▶ _Work required_
Could you write out every entry exactly as it stands?

Source data:

——

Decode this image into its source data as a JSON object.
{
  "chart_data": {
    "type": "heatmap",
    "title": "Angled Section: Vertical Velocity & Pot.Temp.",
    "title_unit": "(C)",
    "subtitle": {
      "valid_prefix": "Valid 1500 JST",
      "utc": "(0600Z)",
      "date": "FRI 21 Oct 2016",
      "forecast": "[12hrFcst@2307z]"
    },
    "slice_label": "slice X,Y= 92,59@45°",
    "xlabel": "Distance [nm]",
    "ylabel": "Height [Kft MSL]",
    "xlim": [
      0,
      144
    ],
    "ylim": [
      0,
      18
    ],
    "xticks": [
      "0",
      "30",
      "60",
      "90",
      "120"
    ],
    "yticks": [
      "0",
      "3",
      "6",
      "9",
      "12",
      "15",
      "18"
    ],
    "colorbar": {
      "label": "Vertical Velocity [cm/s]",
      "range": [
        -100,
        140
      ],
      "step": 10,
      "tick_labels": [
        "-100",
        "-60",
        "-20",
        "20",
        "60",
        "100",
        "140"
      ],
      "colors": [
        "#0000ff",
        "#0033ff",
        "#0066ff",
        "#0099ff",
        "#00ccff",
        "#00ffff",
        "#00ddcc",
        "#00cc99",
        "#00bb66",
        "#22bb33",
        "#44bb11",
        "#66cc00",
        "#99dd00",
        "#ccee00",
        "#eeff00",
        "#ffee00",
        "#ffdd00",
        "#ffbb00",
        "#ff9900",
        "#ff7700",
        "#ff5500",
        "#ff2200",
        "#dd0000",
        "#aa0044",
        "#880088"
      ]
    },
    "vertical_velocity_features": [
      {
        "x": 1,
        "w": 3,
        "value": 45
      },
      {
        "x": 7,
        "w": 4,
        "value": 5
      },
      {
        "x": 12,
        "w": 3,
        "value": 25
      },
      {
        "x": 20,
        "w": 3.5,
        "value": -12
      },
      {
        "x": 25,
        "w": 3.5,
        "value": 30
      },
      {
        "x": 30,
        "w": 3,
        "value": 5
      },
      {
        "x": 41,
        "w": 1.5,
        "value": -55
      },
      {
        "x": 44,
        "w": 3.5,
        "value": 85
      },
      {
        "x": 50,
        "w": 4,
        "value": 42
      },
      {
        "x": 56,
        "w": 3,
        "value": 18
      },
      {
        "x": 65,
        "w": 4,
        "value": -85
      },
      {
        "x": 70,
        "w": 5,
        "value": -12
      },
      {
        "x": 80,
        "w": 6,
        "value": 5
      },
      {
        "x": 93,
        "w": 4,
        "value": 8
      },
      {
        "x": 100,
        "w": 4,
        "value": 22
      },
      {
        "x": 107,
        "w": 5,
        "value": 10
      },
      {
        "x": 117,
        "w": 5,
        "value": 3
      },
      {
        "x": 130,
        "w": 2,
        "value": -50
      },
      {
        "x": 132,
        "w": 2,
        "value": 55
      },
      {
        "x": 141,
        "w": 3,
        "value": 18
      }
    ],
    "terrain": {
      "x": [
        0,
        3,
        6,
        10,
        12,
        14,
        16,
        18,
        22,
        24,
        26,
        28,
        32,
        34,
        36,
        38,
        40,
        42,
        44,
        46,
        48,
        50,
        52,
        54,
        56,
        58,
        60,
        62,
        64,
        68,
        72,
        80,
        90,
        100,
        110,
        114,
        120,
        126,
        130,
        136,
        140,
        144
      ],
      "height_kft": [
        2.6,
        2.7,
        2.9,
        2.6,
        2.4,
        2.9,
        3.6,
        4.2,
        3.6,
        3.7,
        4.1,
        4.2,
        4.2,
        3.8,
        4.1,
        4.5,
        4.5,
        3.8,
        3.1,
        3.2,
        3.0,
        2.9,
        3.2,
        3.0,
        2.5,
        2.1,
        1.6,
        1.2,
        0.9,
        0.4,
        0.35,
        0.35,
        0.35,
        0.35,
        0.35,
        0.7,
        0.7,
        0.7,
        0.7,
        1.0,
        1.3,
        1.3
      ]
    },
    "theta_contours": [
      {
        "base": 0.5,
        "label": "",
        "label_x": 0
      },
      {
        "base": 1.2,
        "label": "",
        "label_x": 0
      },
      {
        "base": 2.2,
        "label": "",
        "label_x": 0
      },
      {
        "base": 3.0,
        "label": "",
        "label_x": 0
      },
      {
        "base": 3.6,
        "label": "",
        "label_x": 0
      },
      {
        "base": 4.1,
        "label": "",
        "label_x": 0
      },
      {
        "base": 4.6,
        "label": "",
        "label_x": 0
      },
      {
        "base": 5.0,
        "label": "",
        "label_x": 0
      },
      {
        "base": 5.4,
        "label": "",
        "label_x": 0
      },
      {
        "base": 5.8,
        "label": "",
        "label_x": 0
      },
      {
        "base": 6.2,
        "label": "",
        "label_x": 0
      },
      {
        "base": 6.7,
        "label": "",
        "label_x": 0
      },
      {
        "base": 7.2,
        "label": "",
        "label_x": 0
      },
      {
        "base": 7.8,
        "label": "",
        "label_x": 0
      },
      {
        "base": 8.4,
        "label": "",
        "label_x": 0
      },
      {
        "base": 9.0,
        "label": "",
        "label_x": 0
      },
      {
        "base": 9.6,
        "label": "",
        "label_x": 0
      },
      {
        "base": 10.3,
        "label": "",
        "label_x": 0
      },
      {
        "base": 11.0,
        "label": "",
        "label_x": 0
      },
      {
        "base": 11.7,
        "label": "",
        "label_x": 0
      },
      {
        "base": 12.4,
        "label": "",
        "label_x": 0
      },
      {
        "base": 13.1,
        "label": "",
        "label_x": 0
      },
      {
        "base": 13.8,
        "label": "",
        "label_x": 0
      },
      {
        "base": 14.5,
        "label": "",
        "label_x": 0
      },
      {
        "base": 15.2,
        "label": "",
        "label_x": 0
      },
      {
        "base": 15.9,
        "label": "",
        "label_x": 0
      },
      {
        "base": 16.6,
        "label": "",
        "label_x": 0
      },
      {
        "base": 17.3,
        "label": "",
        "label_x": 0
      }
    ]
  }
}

——

▶ _Finished exercise_
Decode this image into its source data as a JSON object.
{
  "chart_data": {
    "type": "heatmap",
    "title": "Angled Section: Vertical Velocity & Pot.Temp.",
    "title_unit": "(C)",
    "subtitle": {
      "valid_prefix": "Valid 1500 JST",
      "utc": "(0600Z)",
      "date": "FRI 21 Oct 2016",
      "forecast": "[12hrFcst@2307z]"
    },
    "slice_label": "slice X,Y= 92,59@45°",
    "xlabel": "Distance [nm]",
    "ylabel": "Height [Kft MSL]",
    "xlim": [
      0,
      144
    ],
    "ylim": [
      0,
      18
    ],
    "xticks": [
      "0",
      "30",
      "60",
      "90",
      "120"
    ],
    "yticks": [
      "0",
      "3",
      "6",
      "9",
      "12",
      "15",
      "18"
    ],
    "colorbar": {
      "label": "Vertical Velocity [cm/s]",
      "range": [
        -100,
        140
      ],
      "step": 10,
      "tick_labels": [
        "-100",
        "-60",
        "-20",
        "20",
        "60",
        "100",
        "140"
      ],
      "colors": [
        "#0000ff",
        "#0033ff",
        "#0066ff",
        "#0099ff",
        "#00ccff",
        "#00ffff",
        "#00ddcc",
        "#00cc99",
        "#00bb66",
        "#22bb33",
        "#44bb11",
        "#66cc00",
        "#99dd00",
        "#ccee00",
        "#eeff00",
        "#ffee00",
        "#ffdd00",
        "#ffbb00",
        "#ff9900",
        "#ff7700",
        "#ff5500",
        "#ff2200",
        "#dd0000",
        "#aa0044",
        "#880088"
      ]
    },
    "vertical_velocity_features": [
      {
        "x": 1,
        "w": 3,
        "value": 45
      },
      {
        "x": 7,
        "w": 4,
        "value": 5
      },
      {
        "x": 12,
        "w": 3,
        "value": 25
      },
      {
        "x": 20,
        "w": 3.5,
        "value": -12
      },
      {
        "x": 25,
        "w": 3.5,
        "value": 30
      },
      {
        "x": 30,
        "w": 3,
        "value": 5
      },
      {
        "x": 41,
        "w": 1.5,
        "value": -55
      },
      {
        "x": 44,
        "w": 3.5,
        "value": 85
      },
      {
        "x": 50,
        "w": 4,
        "value": 42
      },
      {
        "x": 56,
        "w": 3,
        "value": 18
      },
      {
        "x": 65,
        "w": 4,
        "value": -85
      },
      {
        "x": 70,
        "w": 5,
        "value": -12
      },
      {
        "x": 80,
        "w": 6,
        "value": 5
      },
      {
        "x": 93,
        "w": 4,
        "value": 8
      },
      {
        "x": 100,
        "w": 4,
        "value": 22
      },
      {
        "x": 107,
        "w": 5,
        "value": 10
      },
      {
        "x": 117,
        "w": 5,
        "value": 3
      },
      {
        "x": 130,
        "w": 2,
        "value": -50
      },
      {
        "x": 132,
        "w": 2,
        "value": 55
      },
      {
        "x": 141,
        "w": 3,
        "value": 18
      }
    ],
    "terrain": {
      "x": [
        0,
        3,
        6,
        10,
        12,
        14,
        16,
        18,
        22,
        24,
        26,
        28,
        32,
        34,
        36,
        38,
        40,
        42,
        44,
        46,
        48,
        50,
        52,
        54,
        56,
        58,
        60,
        62,
        64,
        68,
        72,
        80,
        90,
        100,
        110,
        114,
        120,
        126,
        130,
        136,
        140,
        144
      ],
      "height_kft": [
        2.6,
        2.7,
        2.9,
        2.6,
        2.4,
        2.9,
        3.6,
        4.2,
        3.6,
        3.7,
        4.1,
        4.2,
        4.2,
        3.8,
        4.1,
        4.5,
        4.5,
        3.8,
        3.1,
        3.2,
        3.0,
        2.9,
        3.2,
        3.0,
        2.5,
        2.1,
        1.6,
        1.2,
        0.9,
        0.4,
        0.35,
        0.35,
        0.35,
        0.35,
        0.35,
        0.7,
        0.7,
        0.7,
        0.7,
        1.0,
        1.3,
        1.3
      ]
    },
    "theta_contours": [
      {
        "base": 0.5,
        "label": "",
        "label_x": 0
      },
      {
        "base": 1.2,
        "label": "",
        "label_x": 0
      },
      {
        "base": 2.2,
        "label": "",
        "label_x": 0
      },
      {
        "base": 3.0,
        "label": "",
        "label_x": 0
      },
      {
        "base": 3.6,
        "label": "",
        "label_x": 0
      },
      {
        "base": 4.1,
        "label": "",
        "label_x": 0
      },
      {
        "base": 4.6,
        "label": "",
        "label_x": 0
      },
      {
        "base": 5.0,
        "label": "",
        "label_x": 0
      },
      {
        "base": 5.4,
        "label": "",
        "label_x": 0
      },
      {
        "base": 5.8,
        "label": "",
        "label_x": 0
      },
      {
        "base": 6.2,
        "label": "",
        "label_x": 0
      },
      {
        "base": 6.7,
        "label": "",
        "label_x": 0
      },
      {
        "base": 7.2,
        "label": "",
        "label_x": 0
      },
      {
        "base": 7.8,
        "label": "",
        "label_x": 0
      },
      {
        "base": 8.4,
        "label": "",
        "label_x": 0
      },
      {
        "base": 9.0,
        "label": "",
        "label_x": 0
      },
      {
        "base": 9.6,
        "label": "",
        "label_x": 0
      },
      {
        "base": 10.3,
        "label": "",
        "label_x": 0
      },
      {
        "base": 11.0,
        "label": "",
        "label_x": 0
      },
      {
        "base": 11.7,
        "label": "",
        "label_x": 0
      },
      {
        "base": 12.4,
        "label": "",
        "label_x": 0
      },
      {
        "base": 13.1,
        "label": "",
        "label_x": 0
      },
      {
        "base": 13.8,
        "label": "",
        "label_x": 0
      },
      {
        "base": 14.5,
        "label": "",
        "label_x": 0
      },
      {
        "base": 15.2,
        "label": "",
        "label_x": 0
      },
      {
        "base": 15.9,
        "label": "",
        "label_x": 0
      },
      {
        "base": 16.6,
        "label": "",
        "label_x": 0
      },
      {
        "base": 17.3,
        "label": "",
        "label_x": 0
      }
    ]
  }
}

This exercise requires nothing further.